**Work required**
Repeat the listing in full, preserving every character.

**Extracted information**
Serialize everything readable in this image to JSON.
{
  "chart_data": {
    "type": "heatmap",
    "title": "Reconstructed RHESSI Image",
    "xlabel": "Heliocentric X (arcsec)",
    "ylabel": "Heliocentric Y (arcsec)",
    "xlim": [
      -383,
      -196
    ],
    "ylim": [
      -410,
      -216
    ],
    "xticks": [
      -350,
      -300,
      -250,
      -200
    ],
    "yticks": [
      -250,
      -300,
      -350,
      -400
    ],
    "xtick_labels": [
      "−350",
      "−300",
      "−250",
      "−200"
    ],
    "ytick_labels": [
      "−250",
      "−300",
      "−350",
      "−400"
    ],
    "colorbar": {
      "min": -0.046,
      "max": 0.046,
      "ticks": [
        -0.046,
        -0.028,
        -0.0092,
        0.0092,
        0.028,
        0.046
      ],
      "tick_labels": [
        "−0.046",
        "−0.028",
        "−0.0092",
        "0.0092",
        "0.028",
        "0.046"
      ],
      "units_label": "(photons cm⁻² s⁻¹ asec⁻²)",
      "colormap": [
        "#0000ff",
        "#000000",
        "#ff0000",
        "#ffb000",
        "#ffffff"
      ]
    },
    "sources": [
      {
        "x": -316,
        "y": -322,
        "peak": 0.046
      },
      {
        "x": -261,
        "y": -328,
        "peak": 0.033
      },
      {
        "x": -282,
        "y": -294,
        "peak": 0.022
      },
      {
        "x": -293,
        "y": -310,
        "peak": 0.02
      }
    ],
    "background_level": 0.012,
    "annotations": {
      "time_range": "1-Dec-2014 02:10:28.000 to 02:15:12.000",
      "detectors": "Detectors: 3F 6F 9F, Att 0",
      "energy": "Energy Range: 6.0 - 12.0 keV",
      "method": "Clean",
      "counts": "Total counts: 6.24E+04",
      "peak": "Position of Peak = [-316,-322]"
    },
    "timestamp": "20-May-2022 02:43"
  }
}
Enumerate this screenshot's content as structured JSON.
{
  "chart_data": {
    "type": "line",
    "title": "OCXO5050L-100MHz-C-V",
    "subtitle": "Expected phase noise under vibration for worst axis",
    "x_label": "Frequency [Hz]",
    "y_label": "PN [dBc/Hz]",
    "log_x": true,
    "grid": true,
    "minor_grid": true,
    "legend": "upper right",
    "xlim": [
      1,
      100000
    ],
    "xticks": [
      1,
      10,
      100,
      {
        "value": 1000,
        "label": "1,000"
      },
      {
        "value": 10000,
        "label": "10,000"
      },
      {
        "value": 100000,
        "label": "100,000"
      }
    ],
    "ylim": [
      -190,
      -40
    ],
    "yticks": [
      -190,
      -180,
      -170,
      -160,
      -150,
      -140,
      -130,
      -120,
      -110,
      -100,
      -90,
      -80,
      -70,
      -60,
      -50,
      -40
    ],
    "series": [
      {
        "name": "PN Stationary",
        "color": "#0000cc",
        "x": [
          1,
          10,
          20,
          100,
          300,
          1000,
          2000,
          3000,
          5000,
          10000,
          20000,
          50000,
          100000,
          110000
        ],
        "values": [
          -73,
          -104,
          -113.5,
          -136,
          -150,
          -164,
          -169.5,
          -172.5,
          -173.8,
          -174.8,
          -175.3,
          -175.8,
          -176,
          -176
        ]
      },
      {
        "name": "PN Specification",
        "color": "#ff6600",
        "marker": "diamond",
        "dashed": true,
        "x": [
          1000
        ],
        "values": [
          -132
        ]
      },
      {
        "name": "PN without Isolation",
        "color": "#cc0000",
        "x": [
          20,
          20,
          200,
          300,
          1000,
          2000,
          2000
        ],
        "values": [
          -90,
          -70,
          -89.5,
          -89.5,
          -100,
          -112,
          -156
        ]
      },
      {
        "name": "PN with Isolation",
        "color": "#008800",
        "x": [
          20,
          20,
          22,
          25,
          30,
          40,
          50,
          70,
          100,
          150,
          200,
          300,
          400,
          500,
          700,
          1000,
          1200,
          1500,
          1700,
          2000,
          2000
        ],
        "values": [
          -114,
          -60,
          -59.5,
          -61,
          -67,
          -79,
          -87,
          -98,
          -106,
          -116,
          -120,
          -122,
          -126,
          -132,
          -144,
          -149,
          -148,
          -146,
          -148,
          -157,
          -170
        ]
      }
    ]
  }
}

**Solution for this task**
Serialize everything readable in this image to JSON.
{
  "chart_data": {
    "type": "heatmap",
    "title": "Reconstructed RHESSI Image",
    "xlabel": "Heliocentric X (arcsec)",
    "ylabel": "Heliocentric Y (arcsec)",
    "xlim": [
      -383,
      -196
    ],
    "ylim": [
      -410,
      -216
    ],
    "xticks": [
      -350,
      -300,
      -250,
      -200
    ],
    "yticks": [
      -250,
      -300,
      -350,
      -400
    ],
    "xtick_labels": [
      "−350",
      "−300",
      "−250",
      "−200"
    ],
    "ytick_labels": [
      "−250",
      "−300",
      "−350",
      "−400"
    ],
    "colorbar": {
      "min": -0.046,
      "max": 0.046,
      "ticks": [
        -0.046,
        -0.028,
        -0.0092,
        0.0092,
        0.028,
        0.046
      ],
      "tick_labels": [
        "−0.046",
        "−0.028",
        "−0.0092",
        "0.0092",
        "0.028",
        "0.046"
      ],
      "units_label": "(photons cm⁻² s⁻¹ asec⁻²)",
      "colormap": [
        "#0000ff",
        "#000000",
        "#ff0000",
        "#ffb000",
        "#ffffff"
      ]
    },
    "sources": [
      {
        "x": -316,
        "y": -322,
        "peak": 0.046
      },
      {
        "x": -261,
        "y": -328,
        "peak": 0.033
      },
      {
        "x": -282,
        "y": -294,
        "peak": 0.022
      },
      {
        "x": -293,
        "y": -310,
        "peak": 0.02
      }
    ],
    "background_level": 0.012,
    "annotations": {
      "time_range": "1-Dec-2014 02:10:28.000 to 02:15:12.000",
      "detectors": "Detectors: 3F 6F 9F, Att 0",
      "energy": "Energy Range: 6.0 - 12.0 keV",
      "method": "Clean",
      "counts": "Total counts: 6.24E+04",
      "peak": "Position of Peak = [-316,-322]"
    },
    "timestamp": "20-May-2022 02:43"
  }
}
Enumerate this screenshot's content as structured JSON.
{
  "chart_data": {
    "type": "line",
    "title": "OCXO5050L-100MHz-C-V",
    "subtitle": "Expected phase noise under vibration for worst axis",
    "x_label": "Frequency [Hz]",
    "y_label": "PN [dBc/Hz]",
    "log_x": true,
    "grid": true,
    "minor_grid": true,
    "legend": "upper right",
    "xlim": [
      1,
      100000
    ],
    "xticks": [
      1,
      10,
      100,
      {
        "value": 1000,
        "label": "1,000"
      },
      {
        "value": 10000,
        "label": "10,000"
      },
      {
        "value": 100000,
        "label": "100,000"
      }
    ],
    "ylim": [
      -190,
      -40
    ],
    "yticks": [
      -190,
      -180,
      -170,
      -160,
      -150,
      -140,
      -130,
      -120,
      -110,
      -100,
      -90,
      -80,
      -70,
      -60,
      -50,
      -40
    ],
    "series": [
      {
        "name": "PN Stationary",
        "color": "#0000cc",
        "x": [
          1,
          10,
          20,
          100,
          300,
          1000,
          2000,
          3000,
          5000,
          10000,
          20000,
          50000,
          100000,
          110000
        ],
        "values": [
          -73,
          -104,
          -113.5,
          -136,
          -150,
          -164,
          -169.5,
          -172.5,
          -173.8,
          -174.8,
          -175.3,
          -175.8,
          -176,
          -176
        ]
      },
      {
        "name": "PN Specification",
        "color": "#ff6600",
        "marker": "diamond",
        "dashed": true,
        "x": [
          1000
        ],
        "values": [
          -132
        ]
      },
      {
        "name": "PN without Isolation",
        "color": "#cc0000",
        "x": [
          20,
          20,
          200,
          300,
          1000,
          2000,
          2000
        ],
        "values": [
          -90,
          -70,
          -89.5,
          -89.5,
          -100,
          -112,
          -156
        ]
      },
      {
        "name": "PN with Isolation",
        "color": "#008800",
        "x": [
          20,
          20,
          22,
          25,
          30,
          40,
          50,
          70,
          100,
          150,
          200,
          300,
          400,
          500,
          700,
          1000,
          1200,
          1500,
          1700,
          2000,
          2000
        ],
        "values": [
          -114,
          -60,
          -59.5,
          -61,
          -67,
          -79,
          -87,
          -98,
          -106,
          -116,
          -120,
          -122,
          -126,
          -132,
          -144,
          -149,
          -148,
          -146,
          -148,
          -157,
          -170
        ]
      }
    ]
  }
}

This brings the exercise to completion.